▶ **WHAT IS ASKED**: Without including any images, reproduce each entry exactly.

▶ **GIVEN ENTRIES**:
"""
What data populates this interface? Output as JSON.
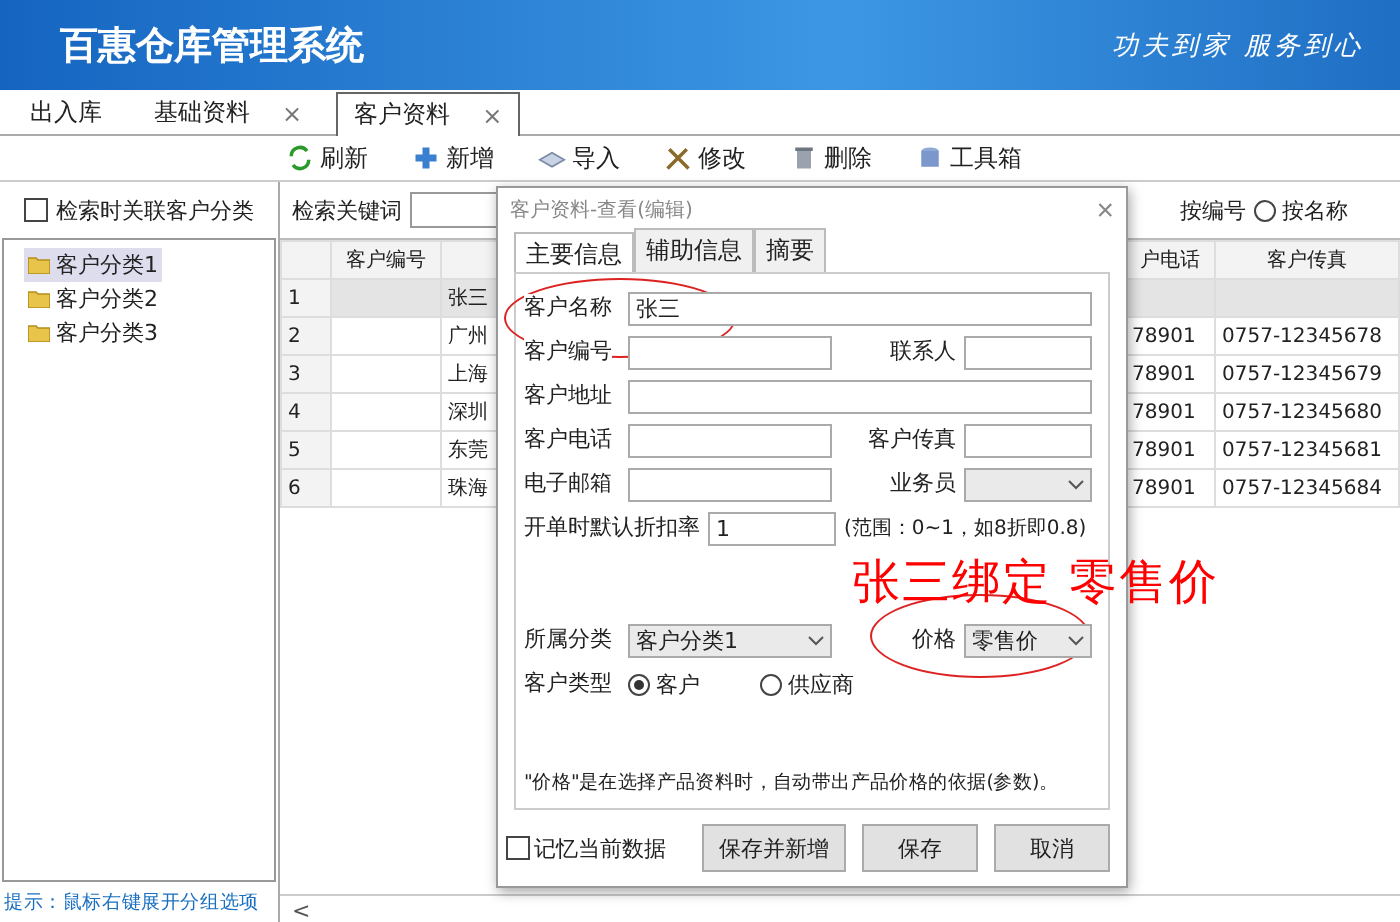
{
  "header": {
    "title": "百惠仓库管理系统",
    "slogan": "功夫到家 服务到心"
  },
  "tabs": [
    {
      "label": "出入库",
      "selected": false
    },
    {
      "label": "基础资料",
      "selected": false,
      "close": "×"
    },
    {
      "label": "客户资料",
      "selected": true,
      "close": "×"
    }
  ],
  "close_glyph": "×",
  "toolbar": [
    {
      "label": "刷新",
      "kind": "refresh"
    },
    {
      "label": "新增",
      "kind": "add"
    },
    {
      "label": "导入",
      "kind": "import"
    },
    {
      "label": "修改",
      "kind": "edit"
    },
    {
      "label": "删除",
      "kind": "delete"
    },
    {
      "label": "工具箱",
      "kind": "toolbox"
    }
  ],
  "sidebar": {
    "filter": {
      "label": "检索时关联客户分类",
      "checked": false
    },
    "tree": [
      {
        "label": "客户分类1",
        "selected": true
      },
      {
        "label": "客户分类2",
        "selected": false
      },
      {
        "label": "客户分类3",
        "selected": false
      }
    ],
    "hint": "提示：鼠标右键展开分组选项"
  },
  "search": {
    "label": "检索关键词",
    "by_code_label": "按编号",
    "by_name": {
      "label": "按名称",
      "selected": false
    }
  },
  "table": {
    "columns": [
      "客户编号",
      "户电话",
      "客户传真"
    ],
    "rows": [
      {
        "index": "1",
        "name": "张三",
        "phone": "",
        "fax": "",
        "selected": true
      },
      {
        "index": "2",
        "name": "广州",
        "phone": "78901",
        "fax": "0757-12345678",
        "selected": false
      },
      {
        "index": "3",
        "name": "上海",
        "phone": "78901",
        "fax": "0757-12345679",
        "selected": false
      },
      {
        "index": "4",
        "name": "深圳",
        "phone": "78901",
        "fax": "0757-12345680",
        "selected": false
      },
      {
        "index": "5",
        "name": "东莞",
        "phone": "78901",
        "fax": "0757-12345681",
        "selected": false
      },
      {
        "index": "6",
        "name": "珠海",
        "phone": "78901",
        "fax": "0757-12345684",
        "selected": false
      }
    ],
    "scroll_glyph": "<"
  },
  "dialog": {
    "title": "客户资料-查看(编辑)",
    "tabs": [
      {
        "label": "主要信息",
        "selected": true
      },
      {
        "label": "辅助信息",
        "selected": false
      },
      {
        "label": "摘要",
        "selected": false
      }
    ],
    "rows": [
      [
        {
          "label": "客户名称",
          "kind": "text",
          "value": "张三"
        }
      ],
      [
        {
          "label": "客户编号",
          "kind": "text"
        },
        {
          "label": "联系人",
          "kind": "text"
        }
      ],
      [
        {
          "label": "客户地址",
          "kind": "text"
        }
      ],
      [
        {
          "label": "客户电话",
          "kind": "text"
        },
        {
          "label": "客户传真",
          "kind": "text"
        }
      ],
      [
        {
          "label": "电子邮箱",
          "kind": "text"
        },
        {
          "label": "业务员",
          "kind": "select"
        }
      ],
      [
        {
          "label": "开单时默认折扣率",
          "kind": "text",
          "value": "1",
          "hint": "(范围：0~1，如8折即0.8)"
        }
      ],
      [
        {
          "label": "所属分类",
          "kind": "select",
          "value": "客户分类1"
        },
        {
          "label": "价格",
          "kind": "select",
          "value": "零售价"
        }
      ]
    ],
    "customer_type": {
      "label": "客户类型",
      "options": [
        {
          "label": "客户",
          "selected": true
        },
        {
          "label": "供应商",
          "selected": false
        }
      ]
    },
    "note": "\"价格\"是在选择产品资料时，自动带出产品价格的依据(参数)。",
    "remember": {
      "label": "记忆当前数据",
      "checked": false
    },
    "buttons": [
      "保存并新增",
      "保存",
      "取消"
    ]
  },
  "annotation": {
    "text": "张三绑定 零售价"
  }
}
"""
▶ **EXERCISE RESULT**:
What data populates this interface? Output as JSON.
{
  "header": {
    "title": "百惠仓库管理系统",
    "slogan": "功夫到家 服务到心"
  },
  "tabs": [
    {
      "label": "出入库",
      "selected": false
    },
    {
      "label": "基础资料",
      "selected": false,
      "close": "×"
    },
    {
      "label": "客户资料",
      "selected": true,
      "close": "×"
    }
  ],
  "close_glyph": "×",
  "toolbar": [
    {
      "label": "刷新",
      "kind": "refresh"
    },
    {
      "label": "新增",
      "kind": "add"
    },
    {
      "label": "导入",
      "kind": "import"
    },
    {
      "label": "修改",
      "kind": "edit"
    },
    {
      "label": "删除",
      "kind": "delete"
    },
    {
      "label": "工具箱",
      "kind": "toolbox"
    }
  ],
  "sidebar": {
    "filter": {
      "label": "检索时关联客户分类",
      "checked": false
    },
    "tree": [
      {
        "label": "客户分类1",
        "selected": true
      },
      {
        "label": "客户分类2",
        "selected": false
      },
      {
        "label": "客户分类3",
        "selected": false
      }
    ],
    "hint": "提示：鼠标右键展开分组选项"
  },
  "search": {
    "label": "检索关键词",
    "by_code_label": "按编号",
    "by_name": {
      "label": "按名称",
      "selected": false
    }
  },
  "table": {
    "columns": [
      "客户编号",
      "户电话",
      "客户传真"
    ],
    "rows": [
      {
        "index": "1",
        "name": "张三",
        "phone": "",
        "fax": "",
        "selected": true
      },
      {
        "index": "2",
        "name": "广州",
        "phone": "78901",
        "fax": "0757-12345678",
        "selected": false
      },
      {
        "index": "3",
        "name": "上海",
        "phone": "78901",
        "fax": "0757-12345679",
        "selected": false
      },
      {
        "index": "4",
        "name": "深圳",
        "phone": "78901",
        "fax": "0757-12345680",
        "selected": false
      },
      {
        "index": "5",
        "name": "东莞",
        "phone": "78901",
        "fax": "0757-12345681",
        "selected": false
      },
      {
        "index": "6",
        "name": "珠海",
        "phone": "78901",
        "fax": "0757-12345684",
        "selected": false
      }
    ],
    "scroll_glyph": "<"
  },
  "dialog": {
    "title": "客户资料-查看(编辑)",
    "tabs": [
      {
        "label": "主要信息",
        "selected": true
      },
      {
        "label": "辅助信息",
        "selected": false
      },
      {
        "label": "摘要",
        "selected": false
      }
    ],
    "rows": [
      [
        {
          "label": "客户名称",
          "kind": "text",
          "value": "张三"
        }
      ],
      [
        {
          "label": "客户编号",
          "kind": "text"
        },
        {
          "label": "联系人",
          "kind": "text"
        }
      ],
      [
        {
          "label": "客户地址",
          "kind": "text"
        }
      ],
      [
        {
          "label": "客户电话",
          "kind": "text"
        },
        {
          "label": "客户传真",
          "kind": "text"
        }
      ],
      [
        {
          "label": "电子邮箱",
          "kind": "text"
        },
        {
          "label": "业务员",
          "kind": "select"
        }
      ],
      [
        {
          "label": "开单时默认折扣率",
          "kind": "text",
          "value": "1",
          "hint": "(范围：0~1，如8折即0.8)"
        }
      ],
      [
        {
          "label": "所属分类",
          "kind": "select",
          "value": "客户分类1"
        },
        {
          "label": "价格",
          "kind": "select",
          "value": "零售价"
        }
      ]
    ],
    "customer_type": {
      "label": "客户类型",
      "options": [
        {
          "label": "客户",
          "selected": true
        },
        {
          "label": "供应商",
          "selected": false
        }
      ]
    },
    "note": "\"价格\"是在选择产品资料时，自动带出产品价格的依据(参数)。",
    "remember": {
      "label": "记忆当前数据",
      "checked": false
    },
    "buttons": [
      "保存并新增",
      "保存",
      "取消"
    ]
  },
  "annotation": {
    "text": "张三绑定 零售价"
  }
}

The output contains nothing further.